*WRITTEN EXERCISE*:
Extract, from the records beneath this instruction, each line that contains the word "GRAL".

*RECORDS FOR PROCESSING*:
--- --- ---

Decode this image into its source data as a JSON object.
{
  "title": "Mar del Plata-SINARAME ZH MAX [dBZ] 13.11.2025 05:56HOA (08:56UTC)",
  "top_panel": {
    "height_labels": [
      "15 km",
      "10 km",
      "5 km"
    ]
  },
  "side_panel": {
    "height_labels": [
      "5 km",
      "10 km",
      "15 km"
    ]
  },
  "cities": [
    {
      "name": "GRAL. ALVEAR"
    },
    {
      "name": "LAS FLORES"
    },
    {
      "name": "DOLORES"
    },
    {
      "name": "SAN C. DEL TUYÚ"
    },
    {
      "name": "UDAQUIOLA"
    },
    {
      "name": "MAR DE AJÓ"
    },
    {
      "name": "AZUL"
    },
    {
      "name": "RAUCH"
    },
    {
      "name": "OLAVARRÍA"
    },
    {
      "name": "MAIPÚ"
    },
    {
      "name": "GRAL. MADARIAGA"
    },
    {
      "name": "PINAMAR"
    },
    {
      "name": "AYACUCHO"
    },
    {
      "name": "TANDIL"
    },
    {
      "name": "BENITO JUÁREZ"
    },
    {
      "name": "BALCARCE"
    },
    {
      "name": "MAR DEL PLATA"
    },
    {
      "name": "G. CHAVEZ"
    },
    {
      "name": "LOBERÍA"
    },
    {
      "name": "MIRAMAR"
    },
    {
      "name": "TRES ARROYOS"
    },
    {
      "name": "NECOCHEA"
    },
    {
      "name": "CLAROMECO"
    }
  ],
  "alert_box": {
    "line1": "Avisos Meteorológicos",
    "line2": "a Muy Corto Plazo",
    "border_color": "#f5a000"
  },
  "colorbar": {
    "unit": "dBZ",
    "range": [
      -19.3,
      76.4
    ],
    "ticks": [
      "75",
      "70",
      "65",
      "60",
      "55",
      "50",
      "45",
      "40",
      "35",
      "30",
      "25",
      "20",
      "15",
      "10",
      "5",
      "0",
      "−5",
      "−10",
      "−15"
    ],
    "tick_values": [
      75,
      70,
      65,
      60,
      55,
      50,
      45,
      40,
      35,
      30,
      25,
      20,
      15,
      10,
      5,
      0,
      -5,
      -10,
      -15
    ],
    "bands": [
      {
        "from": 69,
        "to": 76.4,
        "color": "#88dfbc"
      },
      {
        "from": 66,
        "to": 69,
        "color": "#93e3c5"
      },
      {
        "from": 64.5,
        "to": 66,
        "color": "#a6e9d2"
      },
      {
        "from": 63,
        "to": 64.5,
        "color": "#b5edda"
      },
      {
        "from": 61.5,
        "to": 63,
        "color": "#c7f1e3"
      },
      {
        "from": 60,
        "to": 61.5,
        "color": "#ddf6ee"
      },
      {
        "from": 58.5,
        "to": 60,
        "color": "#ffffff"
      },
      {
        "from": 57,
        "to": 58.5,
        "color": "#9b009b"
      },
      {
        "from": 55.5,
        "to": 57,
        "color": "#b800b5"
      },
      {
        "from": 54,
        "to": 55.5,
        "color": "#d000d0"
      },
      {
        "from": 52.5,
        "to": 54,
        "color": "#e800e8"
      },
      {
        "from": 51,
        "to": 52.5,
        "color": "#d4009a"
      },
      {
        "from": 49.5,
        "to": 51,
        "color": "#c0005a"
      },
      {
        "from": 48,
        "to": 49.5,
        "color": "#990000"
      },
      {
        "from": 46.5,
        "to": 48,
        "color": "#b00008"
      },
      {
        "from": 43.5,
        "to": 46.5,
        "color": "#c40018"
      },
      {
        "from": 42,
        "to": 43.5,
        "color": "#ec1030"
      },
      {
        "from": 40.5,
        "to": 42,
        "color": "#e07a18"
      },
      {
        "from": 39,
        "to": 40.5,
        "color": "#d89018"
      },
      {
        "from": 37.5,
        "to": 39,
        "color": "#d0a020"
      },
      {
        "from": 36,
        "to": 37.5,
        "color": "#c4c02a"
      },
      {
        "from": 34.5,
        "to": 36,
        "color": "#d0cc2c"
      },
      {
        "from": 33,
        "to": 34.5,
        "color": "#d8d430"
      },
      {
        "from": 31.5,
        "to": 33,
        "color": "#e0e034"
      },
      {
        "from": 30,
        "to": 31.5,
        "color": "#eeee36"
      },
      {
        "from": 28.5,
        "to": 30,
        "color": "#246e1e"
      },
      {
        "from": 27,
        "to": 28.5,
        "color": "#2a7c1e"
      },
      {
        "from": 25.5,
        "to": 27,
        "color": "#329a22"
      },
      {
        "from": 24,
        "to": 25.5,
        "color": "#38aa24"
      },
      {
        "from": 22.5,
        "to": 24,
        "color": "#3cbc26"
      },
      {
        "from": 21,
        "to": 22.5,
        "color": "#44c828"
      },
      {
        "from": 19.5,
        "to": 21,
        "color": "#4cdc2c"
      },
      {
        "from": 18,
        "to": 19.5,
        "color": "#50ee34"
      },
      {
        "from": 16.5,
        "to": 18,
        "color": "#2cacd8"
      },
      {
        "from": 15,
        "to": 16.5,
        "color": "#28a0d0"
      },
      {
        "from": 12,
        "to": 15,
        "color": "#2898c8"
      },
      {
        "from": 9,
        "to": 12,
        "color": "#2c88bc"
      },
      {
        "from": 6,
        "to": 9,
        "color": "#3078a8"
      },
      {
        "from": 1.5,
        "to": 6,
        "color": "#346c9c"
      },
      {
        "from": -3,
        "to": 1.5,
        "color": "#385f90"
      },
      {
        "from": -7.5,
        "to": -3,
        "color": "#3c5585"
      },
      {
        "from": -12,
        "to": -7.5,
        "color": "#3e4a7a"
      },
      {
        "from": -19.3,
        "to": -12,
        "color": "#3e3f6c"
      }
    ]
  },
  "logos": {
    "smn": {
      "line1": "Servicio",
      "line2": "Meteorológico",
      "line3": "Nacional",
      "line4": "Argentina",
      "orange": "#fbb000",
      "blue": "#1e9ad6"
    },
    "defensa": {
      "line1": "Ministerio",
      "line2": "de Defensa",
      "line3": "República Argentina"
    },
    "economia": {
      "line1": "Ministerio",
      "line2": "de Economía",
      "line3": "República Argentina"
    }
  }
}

--- --- ---

*SOLUTION BELOW*:
      "name": "GRAL. ALVEAR"
      "name": "GRAL. MADARIAGA"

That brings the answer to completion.